-- BEGIN Stored records --

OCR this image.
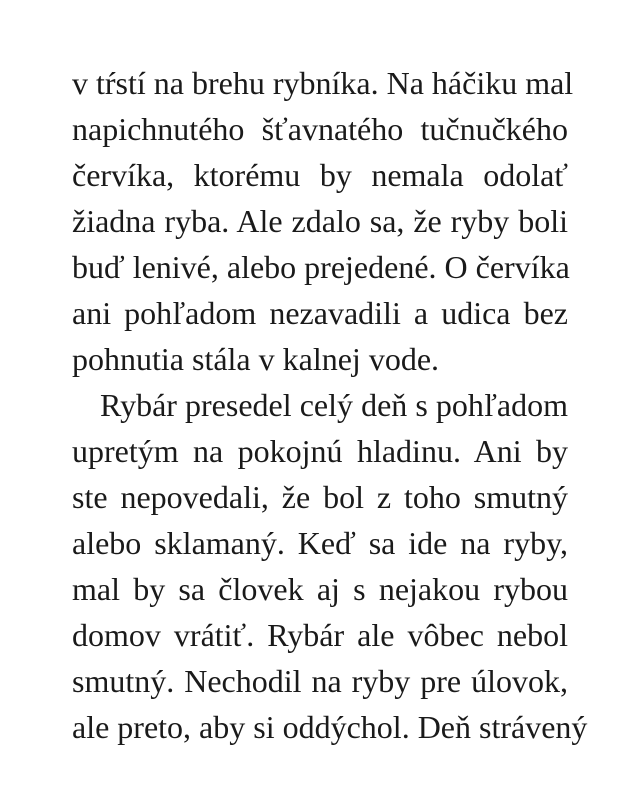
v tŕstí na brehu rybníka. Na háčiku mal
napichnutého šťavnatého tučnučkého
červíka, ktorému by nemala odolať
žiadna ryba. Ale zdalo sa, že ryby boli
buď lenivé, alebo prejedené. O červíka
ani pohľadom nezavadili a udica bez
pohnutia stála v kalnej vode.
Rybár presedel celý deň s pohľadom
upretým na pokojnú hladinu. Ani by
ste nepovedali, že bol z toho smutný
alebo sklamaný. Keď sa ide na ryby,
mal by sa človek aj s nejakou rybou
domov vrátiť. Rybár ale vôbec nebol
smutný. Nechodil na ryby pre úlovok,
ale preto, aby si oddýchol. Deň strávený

-- END Stored records --
-- BEGIN Stored records --

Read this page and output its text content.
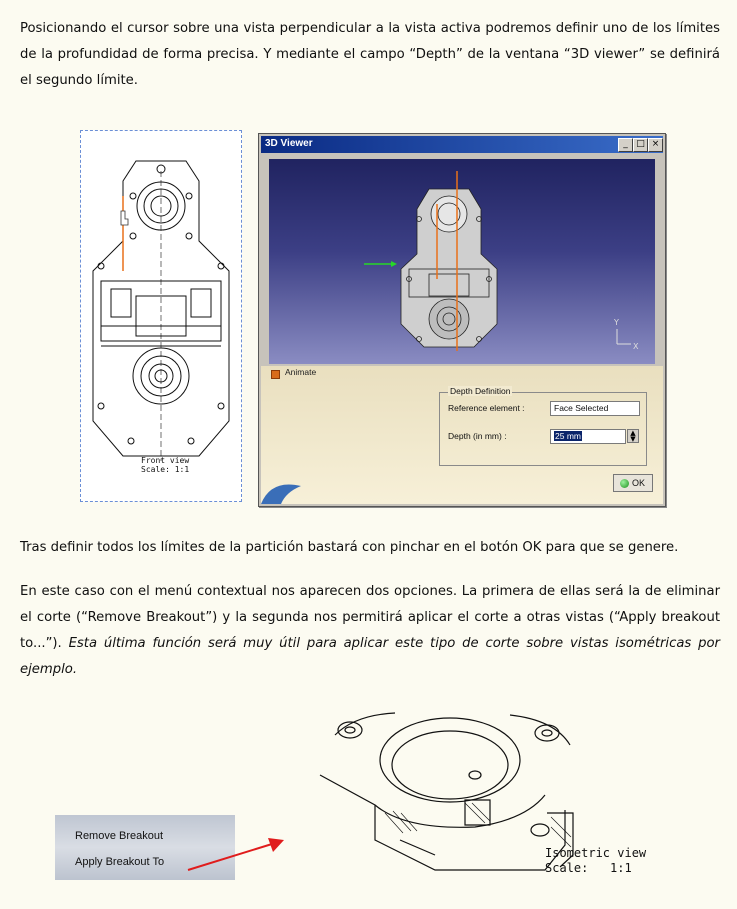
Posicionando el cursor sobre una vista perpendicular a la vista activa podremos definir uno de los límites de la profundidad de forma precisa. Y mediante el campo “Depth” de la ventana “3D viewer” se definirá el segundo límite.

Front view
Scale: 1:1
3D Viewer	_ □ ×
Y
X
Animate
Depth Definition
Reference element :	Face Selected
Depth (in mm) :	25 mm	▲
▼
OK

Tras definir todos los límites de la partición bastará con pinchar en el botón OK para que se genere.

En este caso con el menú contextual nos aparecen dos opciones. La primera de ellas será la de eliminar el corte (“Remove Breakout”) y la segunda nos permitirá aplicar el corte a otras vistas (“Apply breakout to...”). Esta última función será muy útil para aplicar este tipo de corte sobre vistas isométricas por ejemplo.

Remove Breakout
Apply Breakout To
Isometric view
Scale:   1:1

-- END Stored records --

What this task involves
List all lines above in which the string "límites" appears.

Answer to the exercise
Posicionando el cursor sobre una vista perpendicular a la vista activa podremos definir uno de los límites de la profundidad de forma precisa. Y mediante el campo “Depth” de la ventana “3D viewer” se definirá el segundo límite.
Tras definir todos los límites de la partición bastará con pinchar en el botón OK para que se genere.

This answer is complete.